Given exercise
Check each line of the records below and collect those that include the word "Muséum".

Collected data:
□ □ □ □ □

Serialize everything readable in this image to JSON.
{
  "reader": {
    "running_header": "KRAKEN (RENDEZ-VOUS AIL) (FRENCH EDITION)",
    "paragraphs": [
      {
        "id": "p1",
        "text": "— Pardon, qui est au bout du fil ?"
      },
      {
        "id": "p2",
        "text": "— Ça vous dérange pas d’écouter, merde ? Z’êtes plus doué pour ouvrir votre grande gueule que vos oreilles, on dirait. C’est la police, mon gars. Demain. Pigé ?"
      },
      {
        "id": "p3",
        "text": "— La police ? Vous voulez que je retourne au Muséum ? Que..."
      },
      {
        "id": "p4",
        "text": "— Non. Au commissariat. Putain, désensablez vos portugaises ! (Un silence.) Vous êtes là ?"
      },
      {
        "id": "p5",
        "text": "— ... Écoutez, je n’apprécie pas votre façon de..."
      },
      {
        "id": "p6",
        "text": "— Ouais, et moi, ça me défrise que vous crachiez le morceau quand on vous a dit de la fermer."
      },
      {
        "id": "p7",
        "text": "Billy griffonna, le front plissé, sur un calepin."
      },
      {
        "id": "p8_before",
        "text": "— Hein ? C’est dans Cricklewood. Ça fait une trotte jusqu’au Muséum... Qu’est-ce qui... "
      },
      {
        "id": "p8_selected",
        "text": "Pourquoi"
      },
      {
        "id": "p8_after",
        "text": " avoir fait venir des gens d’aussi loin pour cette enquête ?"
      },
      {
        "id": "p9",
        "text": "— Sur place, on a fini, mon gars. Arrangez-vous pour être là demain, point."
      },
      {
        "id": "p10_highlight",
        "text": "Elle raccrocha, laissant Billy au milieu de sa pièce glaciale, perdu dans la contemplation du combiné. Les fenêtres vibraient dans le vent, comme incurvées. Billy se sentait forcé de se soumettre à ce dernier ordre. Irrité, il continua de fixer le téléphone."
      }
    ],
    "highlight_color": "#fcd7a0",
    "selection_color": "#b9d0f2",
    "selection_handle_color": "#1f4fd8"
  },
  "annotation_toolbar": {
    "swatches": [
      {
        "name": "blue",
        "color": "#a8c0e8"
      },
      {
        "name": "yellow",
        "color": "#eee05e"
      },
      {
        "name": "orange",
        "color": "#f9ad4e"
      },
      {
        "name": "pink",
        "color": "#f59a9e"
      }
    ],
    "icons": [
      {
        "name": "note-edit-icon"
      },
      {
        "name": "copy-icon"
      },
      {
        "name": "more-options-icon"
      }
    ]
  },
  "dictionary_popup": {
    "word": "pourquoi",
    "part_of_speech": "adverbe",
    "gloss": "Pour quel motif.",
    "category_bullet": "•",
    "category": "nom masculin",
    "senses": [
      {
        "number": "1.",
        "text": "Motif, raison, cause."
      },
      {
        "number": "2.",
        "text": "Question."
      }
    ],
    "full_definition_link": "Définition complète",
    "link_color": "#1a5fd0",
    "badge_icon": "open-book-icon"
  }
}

□ □ □ □ □

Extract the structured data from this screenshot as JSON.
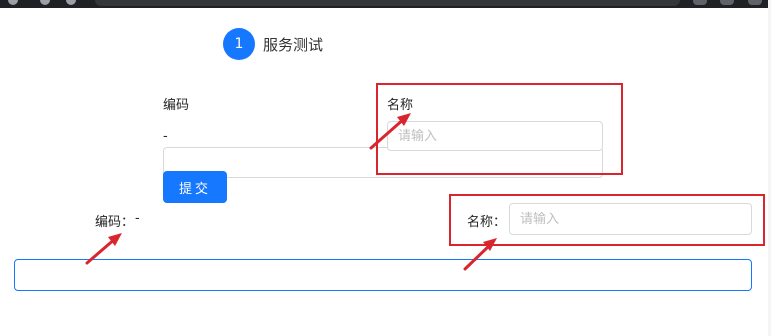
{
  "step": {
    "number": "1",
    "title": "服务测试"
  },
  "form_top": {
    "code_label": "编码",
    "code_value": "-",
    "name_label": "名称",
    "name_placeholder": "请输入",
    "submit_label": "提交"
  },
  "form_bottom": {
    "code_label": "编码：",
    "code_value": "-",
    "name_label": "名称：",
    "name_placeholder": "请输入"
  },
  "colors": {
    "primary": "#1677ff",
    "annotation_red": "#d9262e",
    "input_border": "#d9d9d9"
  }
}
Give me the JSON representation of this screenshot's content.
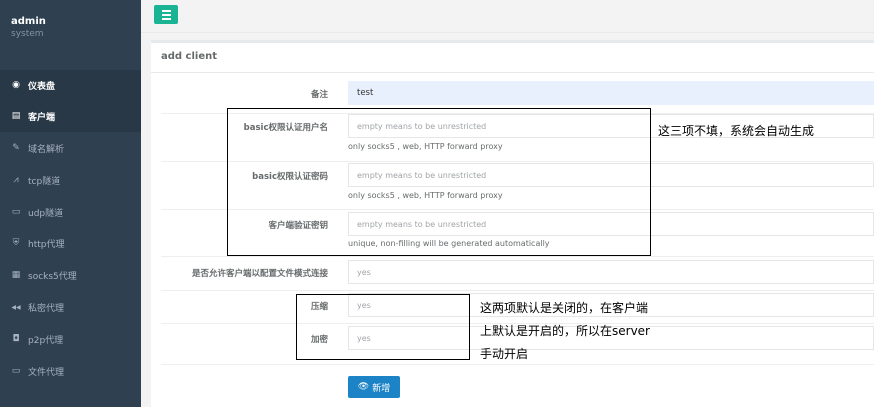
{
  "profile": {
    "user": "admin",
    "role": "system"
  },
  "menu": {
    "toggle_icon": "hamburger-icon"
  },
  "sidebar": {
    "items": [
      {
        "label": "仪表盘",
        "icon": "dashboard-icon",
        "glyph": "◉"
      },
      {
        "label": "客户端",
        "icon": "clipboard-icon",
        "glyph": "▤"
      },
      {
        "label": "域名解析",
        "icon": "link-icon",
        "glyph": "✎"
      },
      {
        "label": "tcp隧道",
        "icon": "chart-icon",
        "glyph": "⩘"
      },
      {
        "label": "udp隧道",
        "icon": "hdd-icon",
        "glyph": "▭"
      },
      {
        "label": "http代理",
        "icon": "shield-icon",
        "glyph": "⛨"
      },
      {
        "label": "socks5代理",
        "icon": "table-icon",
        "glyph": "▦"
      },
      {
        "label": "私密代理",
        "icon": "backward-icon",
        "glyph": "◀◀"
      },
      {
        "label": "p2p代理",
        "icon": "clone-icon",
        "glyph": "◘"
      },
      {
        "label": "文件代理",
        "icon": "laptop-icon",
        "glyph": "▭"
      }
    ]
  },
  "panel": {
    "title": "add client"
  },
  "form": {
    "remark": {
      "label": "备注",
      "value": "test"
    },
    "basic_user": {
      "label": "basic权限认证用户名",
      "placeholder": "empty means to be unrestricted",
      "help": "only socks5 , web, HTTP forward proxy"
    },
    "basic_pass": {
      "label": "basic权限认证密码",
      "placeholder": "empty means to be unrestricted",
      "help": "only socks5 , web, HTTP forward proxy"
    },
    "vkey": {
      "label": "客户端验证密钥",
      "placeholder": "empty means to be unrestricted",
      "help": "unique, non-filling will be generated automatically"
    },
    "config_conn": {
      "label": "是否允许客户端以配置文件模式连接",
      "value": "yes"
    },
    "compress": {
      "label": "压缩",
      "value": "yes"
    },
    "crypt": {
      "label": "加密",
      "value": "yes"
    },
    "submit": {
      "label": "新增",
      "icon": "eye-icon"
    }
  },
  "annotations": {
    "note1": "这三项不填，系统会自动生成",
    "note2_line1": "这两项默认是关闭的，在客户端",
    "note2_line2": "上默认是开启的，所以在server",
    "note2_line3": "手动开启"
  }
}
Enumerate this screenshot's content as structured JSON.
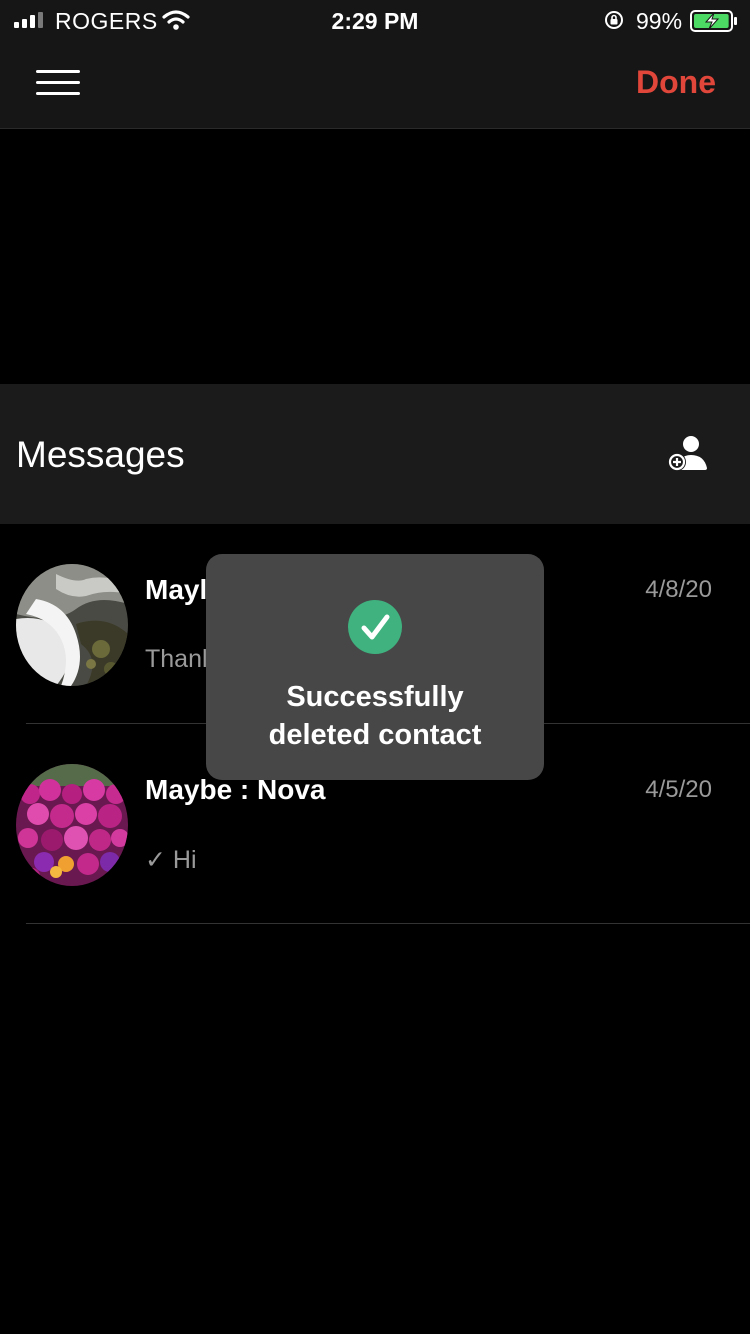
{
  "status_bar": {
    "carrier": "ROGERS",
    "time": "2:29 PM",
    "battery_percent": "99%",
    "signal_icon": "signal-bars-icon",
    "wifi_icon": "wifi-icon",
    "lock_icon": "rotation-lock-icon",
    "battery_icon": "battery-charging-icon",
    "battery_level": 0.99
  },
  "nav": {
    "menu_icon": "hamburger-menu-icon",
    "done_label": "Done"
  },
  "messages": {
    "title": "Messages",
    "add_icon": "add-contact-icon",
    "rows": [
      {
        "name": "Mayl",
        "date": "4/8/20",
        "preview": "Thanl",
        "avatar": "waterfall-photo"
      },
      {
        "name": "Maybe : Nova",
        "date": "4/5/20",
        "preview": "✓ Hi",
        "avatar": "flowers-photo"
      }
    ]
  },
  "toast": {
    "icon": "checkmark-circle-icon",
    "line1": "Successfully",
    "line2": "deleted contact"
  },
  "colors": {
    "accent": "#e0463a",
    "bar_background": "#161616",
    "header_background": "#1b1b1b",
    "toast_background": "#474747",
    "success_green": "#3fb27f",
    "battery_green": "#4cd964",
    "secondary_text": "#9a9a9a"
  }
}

□ □ □ □ □

Exercise output
        "text": "— La police ? Vous voulez que je retourne au Muséum ? Que..."
        "text": "— Hein ? C’est dans Cricklewood. Ça fait une trotte jusqu’au Muséum... Qu’est-ce qui... "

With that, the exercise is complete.